# INSTRUCTIONS FOR THE TASK:
Write out the listing beneath this instruction in its entirety, exactly as it reads.

# INFORMATION SHOWN:
§ §

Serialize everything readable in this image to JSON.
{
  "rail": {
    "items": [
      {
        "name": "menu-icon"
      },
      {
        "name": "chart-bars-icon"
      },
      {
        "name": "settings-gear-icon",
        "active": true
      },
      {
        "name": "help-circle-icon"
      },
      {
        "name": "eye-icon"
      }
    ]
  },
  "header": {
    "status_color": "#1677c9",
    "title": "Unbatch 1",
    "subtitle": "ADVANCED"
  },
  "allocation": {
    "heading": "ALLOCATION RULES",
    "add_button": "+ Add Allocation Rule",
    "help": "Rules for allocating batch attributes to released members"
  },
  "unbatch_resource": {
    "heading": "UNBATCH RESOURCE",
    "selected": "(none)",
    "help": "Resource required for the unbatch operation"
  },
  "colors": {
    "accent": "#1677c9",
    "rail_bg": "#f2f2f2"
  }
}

§ §

# COMPLETE OUTPUT:
Serialize everything readable in this image to JSON.
{
  "rail": {
    "items": [
      {
        "name": "menu-icon"
      },
      {
        "name": "chart-bars-icon"
      },
      {
        "name": "settings-gear-icon",
        "active": true
      },
      {
        "name": "help-circle-icon"
      },
      {
        "name": "eye-icon"
      }
    ]
  },
  "header": {
    "status_color": "#1677c9",
    "title": "Unbatch 1",
    "subtitle": "ADVANCED"
  },
  "allocation": {
    "heading": "ALLOCATION RULES",
    "add_button": "+ Add Allocation Rule",
    "help": "Rules for allocating batch attributes to released members"
  },
  "unbatch_resource": {
    "heading": "UNBATCH RESOURCE",
    "selected": "(none)",
    "help": "Resource required for the unbatch operation"
  },
  "colors": {
    "accent": "#1677c9",
    "rail_bg": "#f2f2f2"
  }
}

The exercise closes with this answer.